## WRITTEN REQUEST
Quote all of the data below exactly, please.

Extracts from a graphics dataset
-*-

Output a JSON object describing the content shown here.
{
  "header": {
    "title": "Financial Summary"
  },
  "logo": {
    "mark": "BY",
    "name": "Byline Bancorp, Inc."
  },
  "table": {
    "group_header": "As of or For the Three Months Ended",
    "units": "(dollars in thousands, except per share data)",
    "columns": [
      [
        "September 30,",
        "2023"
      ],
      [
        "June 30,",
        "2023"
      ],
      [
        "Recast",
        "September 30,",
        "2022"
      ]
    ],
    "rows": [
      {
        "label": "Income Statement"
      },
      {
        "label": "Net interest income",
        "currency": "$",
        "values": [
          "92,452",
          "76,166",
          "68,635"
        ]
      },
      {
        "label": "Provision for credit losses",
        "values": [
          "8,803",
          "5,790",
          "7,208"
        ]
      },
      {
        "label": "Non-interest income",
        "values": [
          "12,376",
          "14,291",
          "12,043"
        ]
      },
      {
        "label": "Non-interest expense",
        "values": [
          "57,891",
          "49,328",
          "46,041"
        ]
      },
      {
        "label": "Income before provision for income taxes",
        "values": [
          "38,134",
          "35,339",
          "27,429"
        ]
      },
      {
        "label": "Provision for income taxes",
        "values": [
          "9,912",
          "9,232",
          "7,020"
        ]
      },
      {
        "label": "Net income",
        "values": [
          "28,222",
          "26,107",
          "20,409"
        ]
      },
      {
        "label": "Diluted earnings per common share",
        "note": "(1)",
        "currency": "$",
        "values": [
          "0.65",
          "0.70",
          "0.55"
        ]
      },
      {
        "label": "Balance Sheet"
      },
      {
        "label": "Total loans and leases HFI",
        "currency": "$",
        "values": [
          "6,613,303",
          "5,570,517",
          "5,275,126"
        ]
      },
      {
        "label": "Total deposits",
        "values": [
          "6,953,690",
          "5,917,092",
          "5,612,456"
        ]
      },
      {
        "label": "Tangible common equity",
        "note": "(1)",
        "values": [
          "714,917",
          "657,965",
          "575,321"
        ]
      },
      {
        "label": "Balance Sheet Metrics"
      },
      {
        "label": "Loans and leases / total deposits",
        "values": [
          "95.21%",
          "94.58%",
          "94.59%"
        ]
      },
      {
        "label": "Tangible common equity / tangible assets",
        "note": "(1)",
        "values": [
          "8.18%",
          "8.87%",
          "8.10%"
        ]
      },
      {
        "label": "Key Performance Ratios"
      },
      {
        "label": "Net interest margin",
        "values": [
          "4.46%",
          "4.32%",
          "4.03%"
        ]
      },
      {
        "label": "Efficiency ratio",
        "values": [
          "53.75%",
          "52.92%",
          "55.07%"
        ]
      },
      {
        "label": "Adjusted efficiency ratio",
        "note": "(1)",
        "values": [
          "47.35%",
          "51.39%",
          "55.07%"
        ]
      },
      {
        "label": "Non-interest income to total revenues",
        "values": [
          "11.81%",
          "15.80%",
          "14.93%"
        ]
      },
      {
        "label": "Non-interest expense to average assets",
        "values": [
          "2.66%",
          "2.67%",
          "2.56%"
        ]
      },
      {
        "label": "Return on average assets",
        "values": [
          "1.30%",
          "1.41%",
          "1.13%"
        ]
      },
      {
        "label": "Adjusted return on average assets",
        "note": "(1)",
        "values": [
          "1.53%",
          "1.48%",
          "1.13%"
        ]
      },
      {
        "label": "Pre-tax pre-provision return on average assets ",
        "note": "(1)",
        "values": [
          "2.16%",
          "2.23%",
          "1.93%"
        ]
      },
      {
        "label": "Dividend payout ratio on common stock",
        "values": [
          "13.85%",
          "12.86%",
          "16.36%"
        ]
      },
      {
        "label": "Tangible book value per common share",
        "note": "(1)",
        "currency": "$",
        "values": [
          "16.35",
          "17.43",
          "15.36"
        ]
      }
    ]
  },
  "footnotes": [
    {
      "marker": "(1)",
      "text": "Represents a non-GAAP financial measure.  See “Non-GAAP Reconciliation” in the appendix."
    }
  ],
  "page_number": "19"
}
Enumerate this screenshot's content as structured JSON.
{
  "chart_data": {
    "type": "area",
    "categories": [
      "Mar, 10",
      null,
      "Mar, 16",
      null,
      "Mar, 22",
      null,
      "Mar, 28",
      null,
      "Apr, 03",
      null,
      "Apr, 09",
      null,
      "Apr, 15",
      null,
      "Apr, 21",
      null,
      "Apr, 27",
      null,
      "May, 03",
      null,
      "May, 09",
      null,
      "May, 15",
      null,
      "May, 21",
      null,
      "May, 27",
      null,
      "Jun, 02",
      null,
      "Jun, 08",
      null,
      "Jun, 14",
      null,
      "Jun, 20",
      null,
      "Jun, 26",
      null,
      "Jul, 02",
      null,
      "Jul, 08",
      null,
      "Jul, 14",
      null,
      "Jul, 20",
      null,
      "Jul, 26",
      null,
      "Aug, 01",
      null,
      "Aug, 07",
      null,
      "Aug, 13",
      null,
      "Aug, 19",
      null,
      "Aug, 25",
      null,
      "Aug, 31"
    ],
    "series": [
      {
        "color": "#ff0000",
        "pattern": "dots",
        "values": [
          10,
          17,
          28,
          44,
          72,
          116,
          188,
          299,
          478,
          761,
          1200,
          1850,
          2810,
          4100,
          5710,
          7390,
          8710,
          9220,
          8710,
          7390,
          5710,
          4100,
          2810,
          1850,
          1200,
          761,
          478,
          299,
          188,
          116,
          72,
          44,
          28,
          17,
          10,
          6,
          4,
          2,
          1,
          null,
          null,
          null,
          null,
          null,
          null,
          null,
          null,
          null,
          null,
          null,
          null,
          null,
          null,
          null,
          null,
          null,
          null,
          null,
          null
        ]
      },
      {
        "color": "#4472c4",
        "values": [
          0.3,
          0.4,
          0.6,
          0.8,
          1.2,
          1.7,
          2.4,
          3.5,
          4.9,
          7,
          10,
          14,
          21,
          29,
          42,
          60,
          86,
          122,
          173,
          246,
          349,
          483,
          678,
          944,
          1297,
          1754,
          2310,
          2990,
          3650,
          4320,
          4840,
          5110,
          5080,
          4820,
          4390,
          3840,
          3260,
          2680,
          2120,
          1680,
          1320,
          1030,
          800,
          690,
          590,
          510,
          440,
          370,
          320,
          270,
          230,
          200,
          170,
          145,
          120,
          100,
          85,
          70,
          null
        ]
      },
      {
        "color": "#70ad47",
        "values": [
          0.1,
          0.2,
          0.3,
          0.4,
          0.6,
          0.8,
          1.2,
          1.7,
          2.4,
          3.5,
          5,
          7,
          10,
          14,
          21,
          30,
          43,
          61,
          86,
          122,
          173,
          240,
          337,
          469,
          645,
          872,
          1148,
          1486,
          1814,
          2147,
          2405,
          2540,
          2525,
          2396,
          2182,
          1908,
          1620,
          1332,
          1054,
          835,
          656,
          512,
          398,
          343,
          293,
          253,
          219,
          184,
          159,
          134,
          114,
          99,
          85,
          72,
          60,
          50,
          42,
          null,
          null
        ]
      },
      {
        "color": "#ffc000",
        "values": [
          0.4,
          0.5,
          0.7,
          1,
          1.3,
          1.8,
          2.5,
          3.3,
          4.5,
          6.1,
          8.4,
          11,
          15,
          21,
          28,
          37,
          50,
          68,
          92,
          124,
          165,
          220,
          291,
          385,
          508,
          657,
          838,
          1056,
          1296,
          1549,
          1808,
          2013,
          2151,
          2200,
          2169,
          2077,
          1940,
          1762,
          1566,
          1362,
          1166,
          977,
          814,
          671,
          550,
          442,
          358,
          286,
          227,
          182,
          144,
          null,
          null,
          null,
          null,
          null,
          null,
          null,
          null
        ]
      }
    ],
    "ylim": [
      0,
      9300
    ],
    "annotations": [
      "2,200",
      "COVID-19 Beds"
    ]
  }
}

-*-

## REPLY
Output a JSON object describing the content shown here.
{
  "header": {
    "title": "Financial Summary"
  },
  "logo": {
    "mark": "BY",
    "name": "Byline Bancorp, Inc."
  },
  "table": {
    "group_header": "As of or For the Three Months Ended",
    "units": "(dollars in thousands, except per share data)",
    "columns": [
      [
        "September 30,",
        "2023"
      ],
      [
        "June 30,",
        "2023"
      ],
      [
        "Recast",
        "September 30,",
        "2022"
      ]
    ],
    "rows": [
      {
        "label": "Income Statement"
      },
      {
        "label": "Net interest income",
        "currency": "$",
        "values": [
          "92,452",
          "76,166",
          "68,635"
        ]
      },
      {
        "label": "Provision for credit losses",
        "values": [
          "8,803",
          "5,790",
          "7,208"
        ]
      },
      {
        "label": "Non-interest income",
        "values": [
          "12,376",
          "14,291",
          "12,043"
        ]
      },
      {
        "label": "Non-interest expense",
        "values": [
          "57,891",
          "49,328",
          "46,041"
        ]
      },
      {
        "label": "Income before provision for income taxes",
        "values": [
          "38,134",
          "35,339",
          "27,429"
        ]
      },
      {
        "label": "Provision for income taxes",
        "values": [
          "9,912",
          "9,232",
          "7,020"
        ]
      },
      {
        "label": "Net income",
        "values": [
          "28,222",
          "26,107",
          "20,409"
        ]
      },
      {
        "label": "Diluted earnings per common share",
        "note": "(1)",
        "currency": "$",
        "values": [
          "0.65",
          "0.70",
          "0.55"
        ]
      },
      {
        "label": "Balance Sheet"
      },
      {
        "label": "Total loans and leases HFI",
        "currency": "$",
        "values": [
          "6,613,303",
          "5,570,517",
          "5,275,126"
        ]
      },
      {
        "label": "Total deposits",
        "values": [
          "6,953,690",
          "5,917,092",
          "5,612,456"
        ]
      },
      {
        "label": "Tangible common equity",
        "note": "(1)",
        "values": [
          "714,917",
          "657,965",
          "575,321"
        ]
      },
      {
        "label": "Balance Sheet Metrics"
      },
      {
        "label": "Loans and leases / total deposits",
        "values": [
          "95.21%",
          "94.58%",
          "94.59%"
        ]
      },
      {
        "label": "Tangible common equity / tangible assets",
        "note": "(1)",
        "values": [
          "8.18%",
          "8.87%",
          "8.10%"
        ]
      },
      {
        "label": "Key Performance Ratios"
      },
      {
        "label": "Net interest margin",
        "values": [
          "4.46%",
          "4.32%",
          "4.03%"
        ]
      },
      {
        "label": "Efficiency ratio",
        "values": [
          "53.75%",
          "52.92%",
          "55.07%"
        ]
      },
      {
        "label": "Adjusted efficiency ratio",
        "note": "(1)",
        "values": [
          "47.35%",
          "51.39%",
          "55.07%"
        ]
      },
      {
        "label": "Non-interest income to total revenues",
        "values": [
          "11.81%",
          "15.80%",
          "14.93%"
        ]
      },
      {
        "label": "Non-interest expense to average assets",
        "values": [
          "2.66%",
          "2.67%",
          "2.56%"
        ]
      },
      {
        "label": "Return on average assets",
        "values": [
          "1.30%",
          "1.41%",
          "1.13%"
        ]
      },
      {
        "label": "Adjusted return on average assets",
        "note": "(1)",
        "values": [
          "1.53%",
          "1.48%",
          "1.13%"
        ]
      },
      {
        "label": "Pre-tax pre-provision return on average assets ",
        "note": "(1)",
        "values": [
          "2.16%",
          "2.23%",
          "1.93%"
        ]
      },
      {
        "label": "Dividend payout ratio on common stock",
        "values": [
          "13.85%",
          "12.86%",
          "16.36%"
        ]
      },
      {
        "label": "Tangible book value per common share",
        "note": "(1)",
        "currency": "$",
        "values": [
          "16.35",
          "17.43",
          "15.36"
        ]
      }
    ]
  },
  "footnotes": [
    {
      "marker": "(1)",
      "text": "Represents a non-GAAP financial measure.  See “Non-GAAP Reconciliation” in the appendix."
    }
  ],
  "page_number": "19"
}
Enumerate this screenshot's content as structured JSON.
{
  "chart_data": {
    "type": "area",
    "categories": [
      "Mar, 10",
      null,
      "Mar, 16",
      null,
      "Mar, 22",
      null,
      "Mar, 28",
      null,
      "Apr, 03",
      null,
      "Apr, 09",
      null,
      "Apr, 15",
      null,
      "Apr, 21",
      null,
      "Apr, 27",
      null,
      "May, 03",
      null,
      "May, 09",
      null,
      "May, 15",
      null,
      "May, 21",
      null,
      "May, 27",
      null,
      "Jun, 02",
      null,
      "Jun, 08",
      null,
      "Jun, 14",
      null,
      "Jun, 20",
      null,
      "Jun, 26",
      null,
      "Jul, 02",
      null,
      "Jul, 08",
      null,
      "Jul, 14",
      null,
      "Jul, 20",
      null,
      "Jul, 26",
      null,
      "Aug, 01",
      null,
      "Aug, 07",
      null,
      "Aug, 13",
      null,
      "Aug, 19",
      null,
      "Aug, 25",
      null,
      "Aug, 31"
    ],
    "series": [
      {
        "color": "#ff0000",
        "pattern": "dots",
        "values": [
          10,
          17,
          28,
          44,
          72,
          116,
          188,
          299,
          478,
          761,
          1200,
          1850,
          2810,
          4100,
          5710,
          7390,
          8710,
          9220,
          8710,
          7390,
          5710,
          4100,
          2810,
          1850,
          1200,
          761,
          478,
          299,
          188,
          116,
          72,
          44,
          28,
          17,
          10,
          6,
          4,
          2,
          1,
          null,
          null,
          null,
          null,
          null,
          null,
          null,
          null,
          null,
          null,
          null,
          null,
          null,
          null,
          null,
          null,
          null,
          null,
          null,
          null
        ]
      },
      {
        "color": "#4472c4",
        "values": [
          0.3,
          0.4,
          0.6,
          0.8,
          1.2,
          1.7,
          2.4,
          3.5,
          4.9,
          7,
          10,
          14,
          21,
          29,
          42,
          60,
          86,
          122,
          173,
          246,
          349,
          483,
          678,
          944,
          1297,
          1754,
          2310,
          2990,
          3650,
          4320,
          4840,
          5110,
          5080,
          4820,
          4390,
          3840,
          3260,
          2680,
          2120,
          1680,
          1320,
          1030,
          800,
          690,
          590,
          510,
          440,
          370,
          320,
          270,
          230,
          200,
          170,
          145,
          120,
          100,
          85,
          70,
          null
        ]
      },
      {
        "color": "#70ad47",
        "values": [
          0.1,
          0.2,
          0.3,
          0.4,
          0.6,
          0.8,
          1.2,
          1.7,
          2.4,
          3.5,
          5,
          7,
          10,
          14,
          21,
          30,
          43,
          61,
          86,
          122,
          173,
          240,
          337,
          469,
          645,
          872,
          1148,
          1486,
          1814,
          2147,
          2405,
          2540,
          2525,
          2396,
          2182,
          1908,
          1620,
          1332,
          1054,
          835,
          656,
          512,
          398,
          343,
          293,
          253,
          219,
          184,
          159,
          134,
          114,
          99,
          85,
          72,
          60,
          50,
          42,
          null,
          null
        ]
      },
      {
        "color": "#ffc000",
        "values": [
          0.4,
          0.5,
          0.7,
          1,
          1.3,
          1.8,
          2.5,
          3.3,
          4.5,
          6.1,
          8.4,
          11,
          15,
          21,
          28,
          37,
          50,
          68,
          92,
          124,
          165,
          220,
          291,
          385,
          508,
          657,
          838,
          1056,
          1296,
          1549,
          1808,
          2013,
          2151,
          2200,
          2169,
          2077,
          1940,
          1762,
          1566,
          1362,
          1166,
          977,
          814,
          671,
          550,
          442,
          358,
          286,
          227,
          182,
          144,
          null,
          null,
          null,
          null,
          null,
          null,
          null,
          null
        ]
      }
    ],
    "ylim": [
      0,
      9300
    ],
    "annotations": [
      "2,200",
      "COVID-19 Beds"
    ]
  }
}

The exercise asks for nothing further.